## GOAL
Search the records below for the word "текстах". Pull out each line that has it.

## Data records

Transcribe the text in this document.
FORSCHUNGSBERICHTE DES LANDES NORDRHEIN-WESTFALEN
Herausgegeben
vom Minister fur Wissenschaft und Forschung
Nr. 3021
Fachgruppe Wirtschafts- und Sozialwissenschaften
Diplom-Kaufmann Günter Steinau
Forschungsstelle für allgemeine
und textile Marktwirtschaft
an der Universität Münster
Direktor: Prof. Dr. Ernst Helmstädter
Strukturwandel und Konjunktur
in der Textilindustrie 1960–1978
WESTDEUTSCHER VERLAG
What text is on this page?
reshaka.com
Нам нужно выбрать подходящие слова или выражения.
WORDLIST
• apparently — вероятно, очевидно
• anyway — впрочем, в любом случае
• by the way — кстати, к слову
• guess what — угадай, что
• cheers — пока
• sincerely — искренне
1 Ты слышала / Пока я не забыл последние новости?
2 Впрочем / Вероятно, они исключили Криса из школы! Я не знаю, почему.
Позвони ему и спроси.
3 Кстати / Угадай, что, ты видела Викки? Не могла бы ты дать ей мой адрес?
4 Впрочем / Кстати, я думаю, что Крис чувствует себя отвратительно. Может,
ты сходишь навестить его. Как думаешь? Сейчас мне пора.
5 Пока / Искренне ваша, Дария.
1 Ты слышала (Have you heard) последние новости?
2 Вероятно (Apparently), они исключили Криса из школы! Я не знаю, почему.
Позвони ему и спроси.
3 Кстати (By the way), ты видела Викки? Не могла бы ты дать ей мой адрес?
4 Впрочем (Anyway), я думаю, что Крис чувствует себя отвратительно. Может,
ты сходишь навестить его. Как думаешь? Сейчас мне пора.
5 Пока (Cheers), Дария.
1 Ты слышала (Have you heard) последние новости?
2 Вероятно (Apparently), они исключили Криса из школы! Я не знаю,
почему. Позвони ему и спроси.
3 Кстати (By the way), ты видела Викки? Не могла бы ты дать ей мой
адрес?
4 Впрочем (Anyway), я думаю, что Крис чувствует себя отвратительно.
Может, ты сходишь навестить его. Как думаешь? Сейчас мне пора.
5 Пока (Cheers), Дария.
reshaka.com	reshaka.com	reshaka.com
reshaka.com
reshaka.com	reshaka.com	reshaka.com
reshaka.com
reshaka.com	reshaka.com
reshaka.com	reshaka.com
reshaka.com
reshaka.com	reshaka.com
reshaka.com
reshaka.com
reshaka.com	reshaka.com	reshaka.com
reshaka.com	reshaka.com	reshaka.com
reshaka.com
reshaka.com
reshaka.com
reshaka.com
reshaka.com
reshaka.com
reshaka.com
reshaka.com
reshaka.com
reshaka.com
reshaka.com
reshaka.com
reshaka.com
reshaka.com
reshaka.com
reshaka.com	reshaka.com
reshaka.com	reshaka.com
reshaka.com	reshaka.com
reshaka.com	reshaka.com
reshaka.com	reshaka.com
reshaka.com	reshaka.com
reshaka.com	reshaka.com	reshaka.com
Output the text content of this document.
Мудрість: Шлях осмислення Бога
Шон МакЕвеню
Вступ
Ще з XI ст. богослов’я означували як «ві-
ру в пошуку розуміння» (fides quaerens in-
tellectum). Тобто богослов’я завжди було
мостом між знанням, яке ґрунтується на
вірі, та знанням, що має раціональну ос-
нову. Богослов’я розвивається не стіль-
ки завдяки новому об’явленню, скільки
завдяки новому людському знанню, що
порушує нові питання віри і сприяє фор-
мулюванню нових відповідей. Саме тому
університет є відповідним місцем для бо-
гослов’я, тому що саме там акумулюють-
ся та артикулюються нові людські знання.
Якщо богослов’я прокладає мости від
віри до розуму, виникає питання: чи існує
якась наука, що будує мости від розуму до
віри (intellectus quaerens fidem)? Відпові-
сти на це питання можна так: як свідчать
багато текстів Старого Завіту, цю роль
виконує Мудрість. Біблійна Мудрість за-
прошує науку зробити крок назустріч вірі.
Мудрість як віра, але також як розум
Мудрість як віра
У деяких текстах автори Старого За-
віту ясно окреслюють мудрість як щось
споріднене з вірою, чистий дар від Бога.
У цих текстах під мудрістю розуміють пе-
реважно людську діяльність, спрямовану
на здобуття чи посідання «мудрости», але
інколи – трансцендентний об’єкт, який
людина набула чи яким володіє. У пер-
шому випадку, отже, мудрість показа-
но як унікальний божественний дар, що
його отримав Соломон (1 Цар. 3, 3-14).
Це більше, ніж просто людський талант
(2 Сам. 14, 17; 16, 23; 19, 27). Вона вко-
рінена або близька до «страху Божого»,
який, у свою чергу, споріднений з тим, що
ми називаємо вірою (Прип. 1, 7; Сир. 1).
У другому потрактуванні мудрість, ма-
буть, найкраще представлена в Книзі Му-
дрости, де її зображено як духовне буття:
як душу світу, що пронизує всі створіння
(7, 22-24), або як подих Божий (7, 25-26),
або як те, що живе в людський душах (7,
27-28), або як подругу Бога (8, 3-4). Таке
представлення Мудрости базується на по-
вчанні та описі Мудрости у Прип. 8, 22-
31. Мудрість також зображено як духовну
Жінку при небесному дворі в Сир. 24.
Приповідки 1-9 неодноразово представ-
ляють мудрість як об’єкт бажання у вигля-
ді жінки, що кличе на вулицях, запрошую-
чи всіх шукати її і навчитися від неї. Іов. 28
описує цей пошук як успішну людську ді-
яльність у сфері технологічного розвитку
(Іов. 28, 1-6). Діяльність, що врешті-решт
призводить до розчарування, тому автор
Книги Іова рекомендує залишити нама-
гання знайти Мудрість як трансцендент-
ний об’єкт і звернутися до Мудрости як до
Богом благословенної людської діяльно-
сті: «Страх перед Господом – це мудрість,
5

## WRITTEN ANSWER
У деяких текстах автори Старого За-
У цих текстах під мудрістю розуміють пе-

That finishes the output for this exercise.